| EXERCISE INSTRUCTIONS |
Omit the pictures, then write out every entry exactly as it reads.
━━━━
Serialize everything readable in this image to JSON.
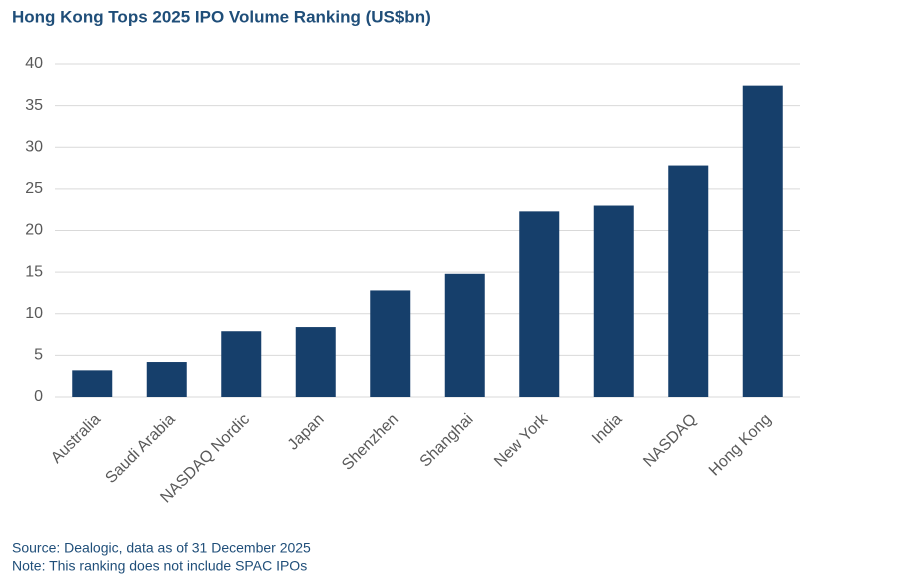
{
  "chart_data": {
    "type": "bar",
    "title": "Hong Kong Tops 2025 IPO Volume Ranking (US$bn)",
    "categories": [
      "Australia",
      "Saudi Arabia",
      "NASDAQ Nordic",
      "Japan",
      "Shenzhen",
      "Shanghai",
      "New York",
      "India",
      "NASDAQ",
      "Hong Kong"
    ],
    "values": [
      3.2,
      4.2,
      7.9,
      8.4,
      12.8,
      14.8,
      22.3,
      23.0,
      27.8,
      37.4
    ],
    "color": "#163f6b",
    "ylim": [
      0,
      40
    ],
    "yticks": [
      0,
      5,
      10,
      15,
      20,
      25,
      30,
      35,
      40
    ],
    "grid": true,
    "notes": [
      "Source: Dealogic, data as of 31 December 2025",
      "Note: This ranking does not include SPAC IPOs"
    ]
  }
}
━━━━
| RESULT OF THE EXERCISE |
Serialize everything readable in this image to JSON.
{
  "chart_data": {
    "type": "bar",
    "title": "Hong Kong Tops 2025 IPO Volume Ranking (US$bn)",
    "categories": [
      "Australia",
      "Saudi Arabia",
      "NASDAQ Nordic",
      "Japan",
      "Shenzhen",
      "Shanghai",
      "New York",
      "India",
      "NASDAQ",
      "Hong Kong"
    ],
    "values": [
      3.2,
      4.2,
      7.9,
      8.4,
      12.8,
      14.8,
      22.3,
      23.0,
      27.8,
      37.4
    ],
    "color": "#163f6b",
    "ylim": [
      0,
      40
    ],
    "yticks": [
      0,
      5,
      10,
      15,
      20,
      25,
      30,
      35,
      40
    ],
    "grid": true,
    "notes": [
      "Source: Dealogic, data as of 31 December 2025",
      "Note: This ranking does not include SPAC IPOs"
    ]
  }
}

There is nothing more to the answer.